Wednesday, November 9, 2011

The Apothecary: (Rare) Realistic Historical Fiction #4

After reading I am the Messenger, I didn't want to go back to reading 3 star fiction from the class library as usual.  So I dug through the piles of uncorrected proofs and damaged library books sitting around the house... and I found The Apothecary.  I don't generally like historical fiction, but this feels somehow more real.  There's even a letter from the main character, Janie at the beginning explaining how she found her diary and wrote a story from it.  Although it includes a song that was written almost 20 years after the book takes place, every detail and emotion seems straight from the mind of a fourteen year old girl in 1952.  It focuses mainly on her day to day life, like what happened in Latin class or the cute boy whose father runs an Apothecary.  But there's a looming shadow of the Cold War in every corner of her life.  Janie's family moved because they were being followed by the government, and kids are taught bomb drills at school.

I'm only on Chapter 6, so I have no idea what the plot is going to be.  I do know that this boy Benjamin and his father are going to be important, as they run the namesake of the book.  At some point Janie and Benjamin are going to be separated, there may be something magical involved, and something is going to make Jamie forget about it all. The cover shows the Tower Bridge and the Tower of London in a glass bottle.  There are two birds inside the bottle, both the size of the buildings, separately.  A much larger bird is perched at the neck of the bottle.  This might represent freedom from London, which Janie doesn't really love, or that London and freedom are in the bottle as a medicine to help her.  In America, Janie and her family were being followed because they were Communists.  In London, there's freedom from the judgmental American government, but it's a shockingly different place from L.A., so it might turn out to help or hurt Janie.

Bounding box prediction data:

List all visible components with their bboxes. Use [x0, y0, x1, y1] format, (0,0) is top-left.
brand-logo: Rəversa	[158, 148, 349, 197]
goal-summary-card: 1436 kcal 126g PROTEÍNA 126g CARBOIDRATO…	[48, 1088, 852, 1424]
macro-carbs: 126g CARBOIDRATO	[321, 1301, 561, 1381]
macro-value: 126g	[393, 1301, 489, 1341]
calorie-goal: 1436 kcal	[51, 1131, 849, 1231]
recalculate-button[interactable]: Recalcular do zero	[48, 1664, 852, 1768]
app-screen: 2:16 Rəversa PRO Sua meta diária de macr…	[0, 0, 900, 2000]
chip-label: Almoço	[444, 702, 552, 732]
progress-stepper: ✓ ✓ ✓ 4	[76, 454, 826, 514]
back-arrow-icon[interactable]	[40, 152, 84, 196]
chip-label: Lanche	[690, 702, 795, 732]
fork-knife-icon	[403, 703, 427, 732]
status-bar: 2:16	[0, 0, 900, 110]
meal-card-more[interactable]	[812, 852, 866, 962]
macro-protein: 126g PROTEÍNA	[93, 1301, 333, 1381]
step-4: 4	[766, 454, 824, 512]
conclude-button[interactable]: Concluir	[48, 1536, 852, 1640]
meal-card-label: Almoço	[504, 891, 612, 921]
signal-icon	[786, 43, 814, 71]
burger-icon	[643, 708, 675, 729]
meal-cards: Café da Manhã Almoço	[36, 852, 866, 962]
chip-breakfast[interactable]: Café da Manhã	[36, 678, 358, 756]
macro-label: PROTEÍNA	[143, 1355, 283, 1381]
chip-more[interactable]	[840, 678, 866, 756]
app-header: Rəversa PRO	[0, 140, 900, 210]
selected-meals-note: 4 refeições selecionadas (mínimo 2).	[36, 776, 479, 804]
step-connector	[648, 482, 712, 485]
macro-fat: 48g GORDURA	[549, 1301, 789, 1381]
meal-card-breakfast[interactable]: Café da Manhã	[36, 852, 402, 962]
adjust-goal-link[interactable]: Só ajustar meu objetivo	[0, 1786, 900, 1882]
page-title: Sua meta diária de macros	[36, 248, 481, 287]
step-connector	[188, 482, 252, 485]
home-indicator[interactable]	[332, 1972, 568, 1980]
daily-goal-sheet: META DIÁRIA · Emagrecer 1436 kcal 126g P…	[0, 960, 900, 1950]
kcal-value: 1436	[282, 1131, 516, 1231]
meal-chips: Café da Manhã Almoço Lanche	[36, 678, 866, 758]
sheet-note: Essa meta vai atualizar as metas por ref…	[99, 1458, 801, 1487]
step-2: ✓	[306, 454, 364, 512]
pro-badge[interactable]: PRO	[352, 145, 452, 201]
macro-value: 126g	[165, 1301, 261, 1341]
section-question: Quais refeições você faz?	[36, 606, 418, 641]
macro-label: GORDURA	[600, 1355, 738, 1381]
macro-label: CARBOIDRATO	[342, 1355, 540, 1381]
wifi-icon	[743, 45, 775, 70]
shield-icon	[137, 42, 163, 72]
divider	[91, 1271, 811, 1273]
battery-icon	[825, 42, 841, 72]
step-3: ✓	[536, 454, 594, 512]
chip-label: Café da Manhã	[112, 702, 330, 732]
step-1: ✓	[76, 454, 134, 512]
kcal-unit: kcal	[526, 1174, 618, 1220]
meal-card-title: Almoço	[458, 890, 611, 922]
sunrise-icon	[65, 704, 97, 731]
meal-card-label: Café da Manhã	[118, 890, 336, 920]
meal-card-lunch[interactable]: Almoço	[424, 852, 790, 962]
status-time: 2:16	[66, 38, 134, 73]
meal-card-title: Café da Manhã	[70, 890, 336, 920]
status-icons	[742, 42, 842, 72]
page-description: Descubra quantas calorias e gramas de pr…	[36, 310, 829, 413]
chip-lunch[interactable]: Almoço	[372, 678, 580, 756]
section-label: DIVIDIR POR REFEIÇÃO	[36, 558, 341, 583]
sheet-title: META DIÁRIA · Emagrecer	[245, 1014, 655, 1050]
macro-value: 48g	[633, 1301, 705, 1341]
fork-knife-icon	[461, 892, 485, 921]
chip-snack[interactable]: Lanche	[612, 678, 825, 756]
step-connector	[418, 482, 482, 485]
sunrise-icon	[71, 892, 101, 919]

EXERCISE INSTRUCTIONS -
Can you reproduce the whole blog post about The Apothecary word for word?

ANSWER SPACE -
Wednesday, November 9, 2011

The Apothecary: (Rare) Realistic Historical Fiction #4

After reading I am the Messenger, I didn't want to go back to reading 3 star fiction from the class library as usual.  So I dug through the piles of uncorrected proofs and damaged library books sitting around the house... and I found The Apothecary.  I don't generally like historical fiction, but this feels somehow more real.  There's even a letter from the main character, Janie at the beginning explaining how she found her diary and wrote a story from it.  Although it includes a song that was written almost 20 years after the book takes place, every detail and emotion seems straight from the mind of a fourteen year old girl in 1952.  It focuses mainly on her day to day life, like what happened in Latin class or the cute boy whose father runs an Apothecary.  But there's a looming shadow of the Cold War in every corner of her life.  Janie's family moved because they were being followed by the government, and kids are taught bomb drills at school.

I'm only on Chapter 6, so I have no idea what the plot is going to be.  I do know that this boy Benjamin and his father are going to be important, as they run the namesake of the book.  At some point Janie and Benjamin are going to be separated, there may be something magical involved, and something is going to make Jamie forget about it all. The cover shows the Tower Bridge and the Tower of London in a glass bottle.  There are two birds inside the bottle, both the size of the buildings, separately.  A much larger bird is perched at the neck of the bottle.  This might represent freedom from London, which Janie doesn't really love, or that London and freedom are in the bottle as a medicine to help her.  In America, Janie and her family were being followed because they were Communists.  In London, there's freedom from the judgmental American government, but it's a shockingly different place from L.A., so it might turn out to help or hurt Janie.